• _Instructions to follow_:
The records should be repeated word for word, pictures excluded.
* Start Data for this exercise *
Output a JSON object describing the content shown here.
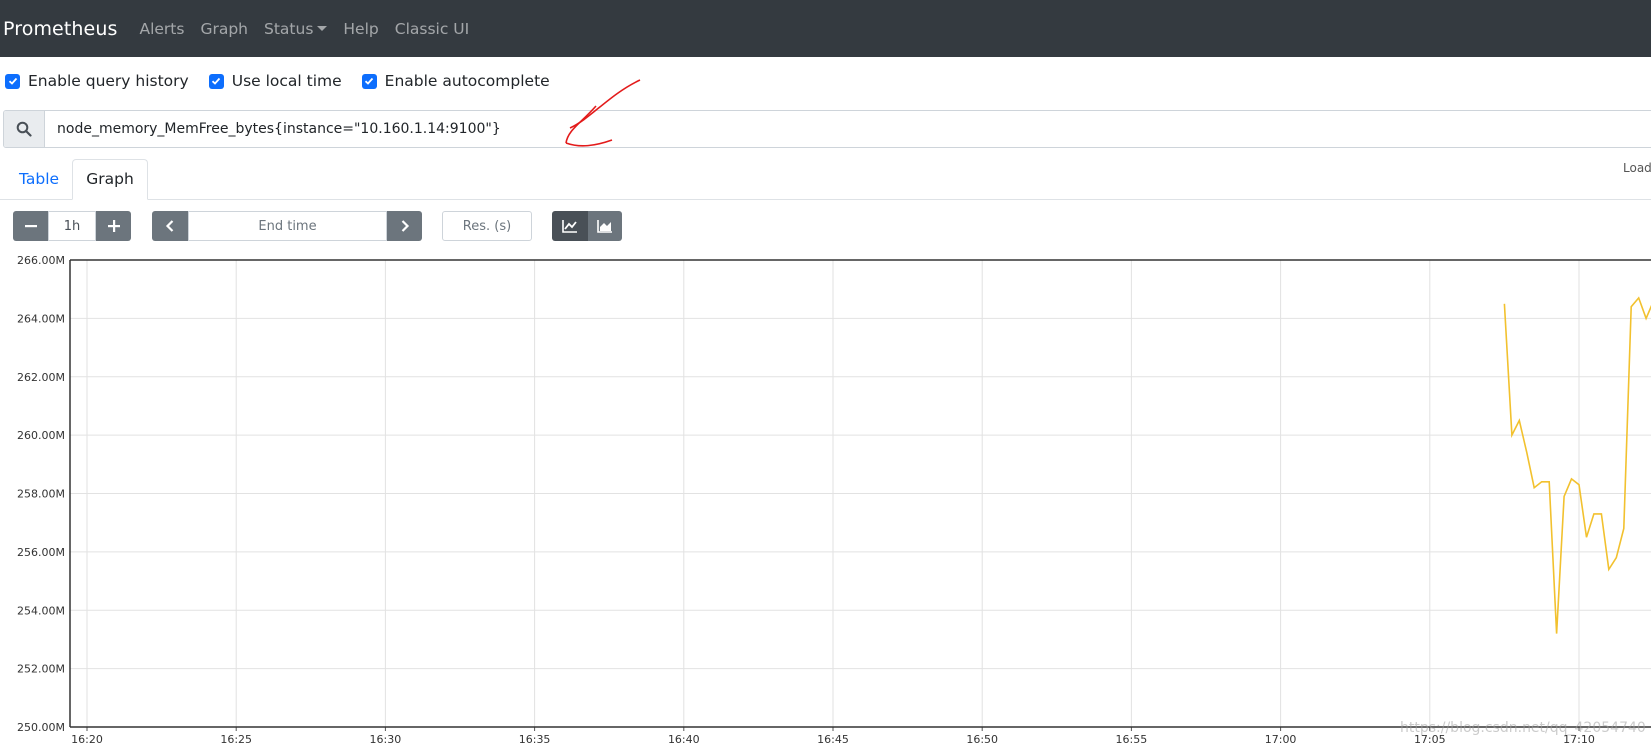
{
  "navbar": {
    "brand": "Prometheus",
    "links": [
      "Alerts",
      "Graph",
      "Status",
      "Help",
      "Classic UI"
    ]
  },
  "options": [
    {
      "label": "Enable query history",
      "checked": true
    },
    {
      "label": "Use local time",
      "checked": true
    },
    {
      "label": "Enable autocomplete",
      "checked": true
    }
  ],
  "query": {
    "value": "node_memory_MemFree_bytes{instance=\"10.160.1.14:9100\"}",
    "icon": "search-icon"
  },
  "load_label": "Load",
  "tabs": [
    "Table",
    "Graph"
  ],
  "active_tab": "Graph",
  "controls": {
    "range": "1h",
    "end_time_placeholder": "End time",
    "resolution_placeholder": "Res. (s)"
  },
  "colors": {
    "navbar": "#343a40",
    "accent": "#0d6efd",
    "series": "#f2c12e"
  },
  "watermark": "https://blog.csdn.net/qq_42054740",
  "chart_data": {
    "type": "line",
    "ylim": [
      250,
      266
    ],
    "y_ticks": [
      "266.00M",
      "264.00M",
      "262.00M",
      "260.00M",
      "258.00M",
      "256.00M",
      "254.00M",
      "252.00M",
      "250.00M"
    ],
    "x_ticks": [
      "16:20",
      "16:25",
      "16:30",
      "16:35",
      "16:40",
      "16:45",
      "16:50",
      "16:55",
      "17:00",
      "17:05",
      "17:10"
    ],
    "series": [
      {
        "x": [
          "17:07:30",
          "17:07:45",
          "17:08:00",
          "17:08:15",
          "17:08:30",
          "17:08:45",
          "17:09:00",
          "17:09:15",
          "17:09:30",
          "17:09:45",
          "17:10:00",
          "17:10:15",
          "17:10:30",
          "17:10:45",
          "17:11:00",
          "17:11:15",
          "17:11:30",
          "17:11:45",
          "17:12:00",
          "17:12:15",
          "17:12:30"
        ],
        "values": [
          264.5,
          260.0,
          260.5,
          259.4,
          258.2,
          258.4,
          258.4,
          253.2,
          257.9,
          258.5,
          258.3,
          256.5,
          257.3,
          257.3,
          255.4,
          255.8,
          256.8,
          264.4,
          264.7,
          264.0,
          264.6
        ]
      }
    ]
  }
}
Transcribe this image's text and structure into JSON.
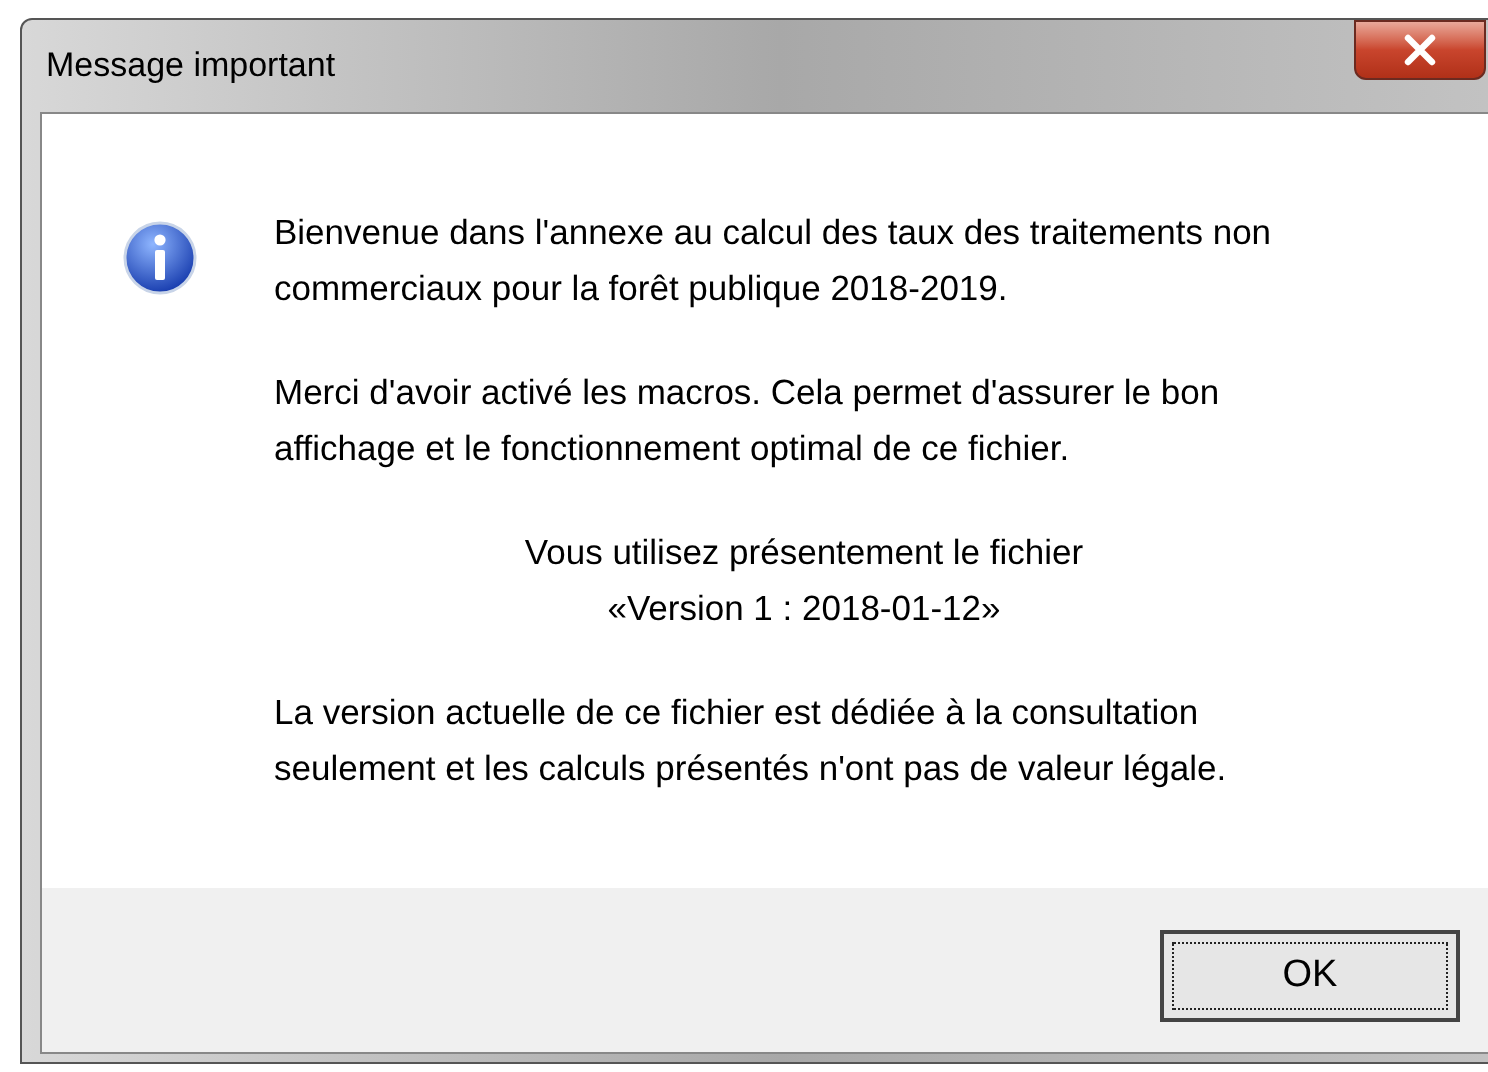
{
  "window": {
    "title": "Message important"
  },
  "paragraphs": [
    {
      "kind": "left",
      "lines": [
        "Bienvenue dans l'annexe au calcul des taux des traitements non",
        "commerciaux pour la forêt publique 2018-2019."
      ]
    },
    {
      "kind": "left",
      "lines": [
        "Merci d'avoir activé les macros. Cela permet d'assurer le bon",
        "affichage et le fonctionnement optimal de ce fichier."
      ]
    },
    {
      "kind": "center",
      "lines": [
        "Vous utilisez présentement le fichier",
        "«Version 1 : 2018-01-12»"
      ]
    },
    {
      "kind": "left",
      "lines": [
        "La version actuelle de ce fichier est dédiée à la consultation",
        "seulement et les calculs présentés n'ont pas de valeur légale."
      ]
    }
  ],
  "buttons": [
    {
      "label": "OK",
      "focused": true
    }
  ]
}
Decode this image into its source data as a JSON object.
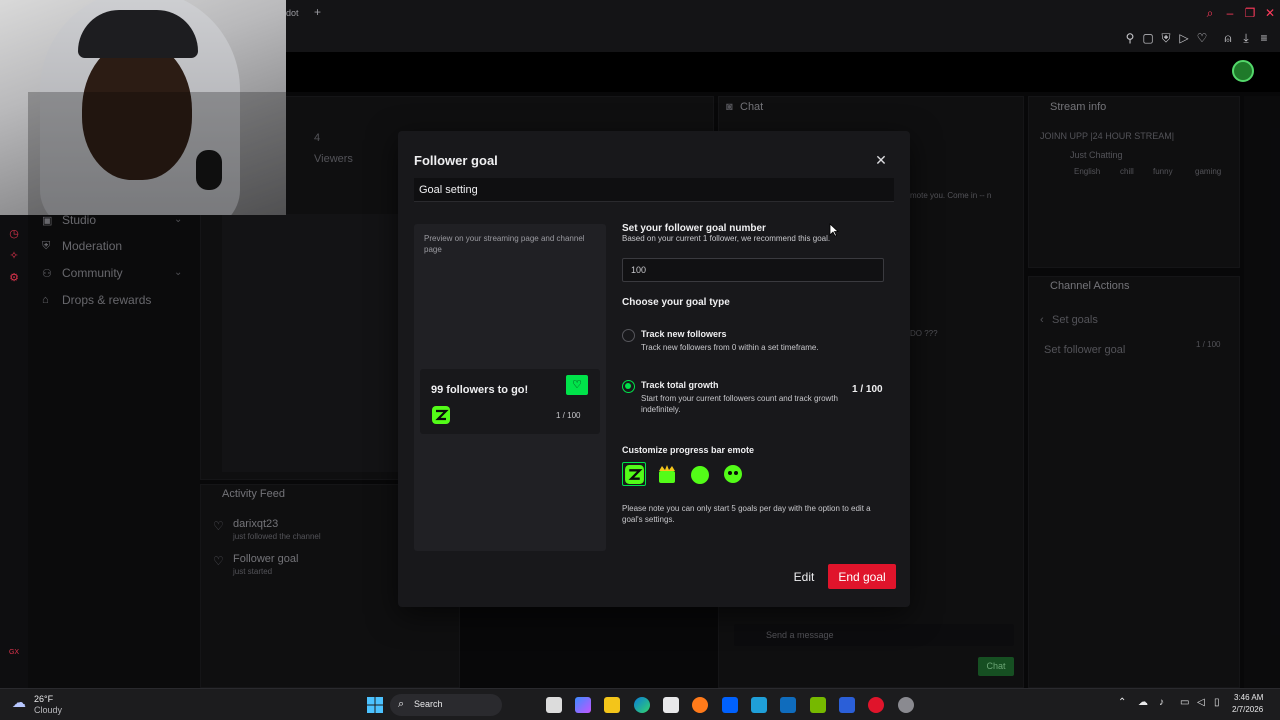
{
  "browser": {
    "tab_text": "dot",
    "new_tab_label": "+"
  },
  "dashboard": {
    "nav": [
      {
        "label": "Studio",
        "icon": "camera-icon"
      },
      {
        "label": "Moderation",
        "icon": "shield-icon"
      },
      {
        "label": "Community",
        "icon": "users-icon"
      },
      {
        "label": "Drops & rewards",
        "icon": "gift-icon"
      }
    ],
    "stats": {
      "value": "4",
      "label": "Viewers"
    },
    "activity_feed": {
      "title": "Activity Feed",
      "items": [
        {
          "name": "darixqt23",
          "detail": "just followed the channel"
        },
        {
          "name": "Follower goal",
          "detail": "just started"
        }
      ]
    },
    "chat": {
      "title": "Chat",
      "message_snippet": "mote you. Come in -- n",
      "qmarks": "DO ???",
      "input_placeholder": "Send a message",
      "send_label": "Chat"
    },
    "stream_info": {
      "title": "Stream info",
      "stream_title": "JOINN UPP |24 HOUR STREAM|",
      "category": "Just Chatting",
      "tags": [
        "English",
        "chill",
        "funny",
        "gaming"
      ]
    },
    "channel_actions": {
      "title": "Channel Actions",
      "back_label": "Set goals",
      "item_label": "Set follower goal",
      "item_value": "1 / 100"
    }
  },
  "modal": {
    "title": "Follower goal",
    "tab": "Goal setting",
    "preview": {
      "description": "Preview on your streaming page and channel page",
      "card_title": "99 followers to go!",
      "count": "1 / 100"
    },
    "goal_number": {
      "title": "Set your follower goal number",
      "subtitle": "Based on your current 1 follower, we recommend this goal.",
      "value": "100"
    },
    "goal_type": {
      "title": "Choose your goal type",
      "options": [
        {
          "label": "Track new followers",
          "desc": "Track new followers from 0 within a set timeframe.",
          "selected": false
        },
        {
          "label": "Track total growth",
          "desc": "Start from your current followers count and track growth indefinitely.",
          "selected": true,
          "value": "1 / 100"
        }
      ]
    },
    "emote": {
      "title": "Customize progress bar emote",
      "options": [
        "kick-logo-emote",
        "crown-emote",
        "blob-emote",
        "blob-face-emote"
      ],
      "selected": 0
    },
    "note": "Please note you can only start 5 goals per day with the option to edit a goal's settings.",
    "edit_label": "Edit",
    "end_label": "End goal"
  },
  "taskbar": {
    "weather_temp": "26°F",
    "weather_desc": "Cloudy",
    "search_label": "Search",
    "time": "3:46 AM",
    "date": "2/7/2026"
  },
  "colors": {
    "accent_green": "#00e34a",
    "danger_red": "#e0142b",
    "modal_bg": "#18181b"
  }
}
* End Data for this exercise *
• _Exercise result_:
Output a JSON object describing the content shown here.
{
  "navbar": {
    "brand": "Prometheus",
    "links": [
      "Alerts",
      "Graph",
      "Status",
      "Help",
      "Classic UI"
    ]
  },
  "options": [
    {
      "label": "Enable query history",
      "checked": true
    },
    {
      "label": "Use local time",
      "checked": true
    },
    {
      "label": "Enable autocomplete",
      "checked": true
    }
  ],
  "query": {
    "value": "node_memory_MemFree_bytes{instance=\"10.160.1.14:9100\"}",
    "icon": "search-icon"
  },
  "load_label": "Load",
  "tabs": [
    "Table",
    "Graph"
  ],
  "active_tab": "Graph",
  "controls": {
    "range": "1h",
    "end_time_placeholder": "End time",
    "resolution_placeholder": "Res. (s)"
  },
  "colors": {
    "navbar": "#343a40",
    "accent": "#0d6efd",
    "series": "#f2c12e"
  },
  "watermark": "https://blog.csdn.net/qq_42054740",
  "chart_data": {
    "type": "line",
    "ylim": [
      250,
      266
    ],
    "y_ticks": [
      "266.00M",
      "264.00M",
      "262.00M",
      "260.00M",
      "258.00M",
      "256.00M",
      "254.00M",
      "252.00M",
      "250.00M"
    ],
    "x_ticks": [
      "16:20",
      "16:25",
      "16:30",
      "16:35",
      "16:40",
      "16:45",
      "16:50",
      "16:55",
      "17:00",
      "17:05",
      "17:10"
    ],
    "series": [
      {
        "x": [
          "17:07:30",
          "17:07:45",
          "17:08:00",
          "17:08:15",
          "17:08:30",
          "17:08:45",
          "17:09:00",
          "17:09:15",
          "17:09:30",
          "17:09:45",
          "17:10:00",
          "17:10:15",
          "17:10:30",
          "17:10:45",
          "17:11:00",
          "17:11:15",
          "17:11:30",
          "17:11:45",
          "17:12:00",
          "17:12:15",
          "17:12:30"
        ],
        "values": [
          264.5,
          260.0,
          260.5,
          259.4,
          258.2,
          258.4,
          258.4,
          253.2,
          257.9,
          258.5,
          258.3,
          256.5,
          257.3,
          257.3,
          255.4,
          255.8,
          256.8,
          264.4,
          264.7,
          264.0,
          264.6
        ]
      }
    ]
  }
}
Transcribe this image's text and structure into JSON.
{
  "window": {
    "title": "Message important"
  },
  "paragraphs": [
    {
      "kind": "left",
      "lines": [
        "Bienvenue dans l'annexe au calcul des taux des traitements non",
        "commerciaux pour la forêt publique 2018-2019."
      ]
    },
    {
      "kind": "left",
      "lines": [
        "Merci d'avoir activé les macros. Cela permet d'assurer le bon",
        "affichage et le fonctionnement optimal de ce fichier."
      ]
    },
    {
      "kind": "center",
      "lines": [
        "Vous utilisez présentement le fichier",
        "«Version 1 : 2018-01-12»"
      ]
    },
    {
      "kind": "left",
      "lines": [
        "La version actuelle de ce fichier est dédiée à la consultation",
        "seulement et les calculs présentés n'ont pas de valeur légale."
      ]
    }
  ],
  "buttons": [
    {
      "label": "OK",
      "focused": true
    }
  ]
}
Decode this image into its source data as a JSON object.
{
  "browser": {
    "tab_text": "dot",
    "new_tab_label": "+"
  },
  "dashboard": {
    "nav": [
      {
        "label": "Studio",
        "icon": "camera-icon"
      },
      {
        "label": "Moderation",
        "icon": "shield-icon"
      },
      {
        "label": "Community",
        "icon": "users-icon"
      },
      {
        "label": "Drops & rewards",
        "icon": "gift-icon"
      }
    ],
    "stats": {
      "value": "4",
      "label": "Viewers"
    },
    "activity_feed": {
      "title": "Activity Feed",
      "items": [
        {
          "name": "darixqt23",
          "detail": "just followed the channel"
        },
        {
          "name": "Follower goal",
          "detail": "just started"
        }
      ]
    },
    "chat": {
      "title": "Chat",
      "message_snippet": "mote you. Come in -- n",
      "qmarks": "DO ???",
      "input_placeholder": "Send a message",
      "send_label": "Chat"
    },
    "stream_info": {
      "title": "Stream info",
      "stream_title": "JOINN UPP |24 HOUR STREAM|",
      "category": "Just Chatting",
      "tags": [
        "English",
        "chill",
        "funny",
        "gaming"
      ]
    },
    "channel_actions": {
      "title": "Channel Actions",
      "back_label": "Set goals",
      "item_label": "Set follower goal",
      "item_value": "1 / 100"
    }
  },
  "modal": {
    "title": "Follower goal",
    "tab": "Goal setting",
    "preview": {
      "description": "Preview on your streaming page and channel page",
      "card_title": "99 followers to go!",
      "count": "1 / 100"
    },
    "goal_number": {
      "title": "Set your follower goal number",
      "subtitle": "Based on your current 1 follower, we recommend this goal.",
      "value": "100"
    },
    "goal_type": {
      "title": "Choose your goal type",
      "options": [
        {
          "label": "Track new followers",
          "desc": "Track new followers from 0 within a set timeframe.",
          "selected": false
        },
        {
          "label": "Track total growth",
          "desc": "Start from your current followers count and track growth indefinitely.",
          "selected": true,
          "value": "1 / 100"
        }
      ]
    },
    "emote": {
      "title": "Customize progress bar emote",
      "options": [
        "kick-logo-emote",
        "crown-emote",
        "blob-emote",
        "blob-face-emote"
      ],
      "selected": 0
    },
    "note": "Please note you can only start 5 goals per day with the option to edit a goal's settings.",
    "edit_label": "Edit",
    "end_label": "End goal"
  },
  "taskbar": {
    "weather_temp": "26°F",
    "weather_desc": "Cloudy",
    "search_label": "Search",
    "time": "3:46 AM",
    "date": "2/7/2026"
  },
  "colors": {
    "accent_green": "#00e34a",
    "danger_red": "#e0142b",
    "modal_bg": "#18181b"
  }
}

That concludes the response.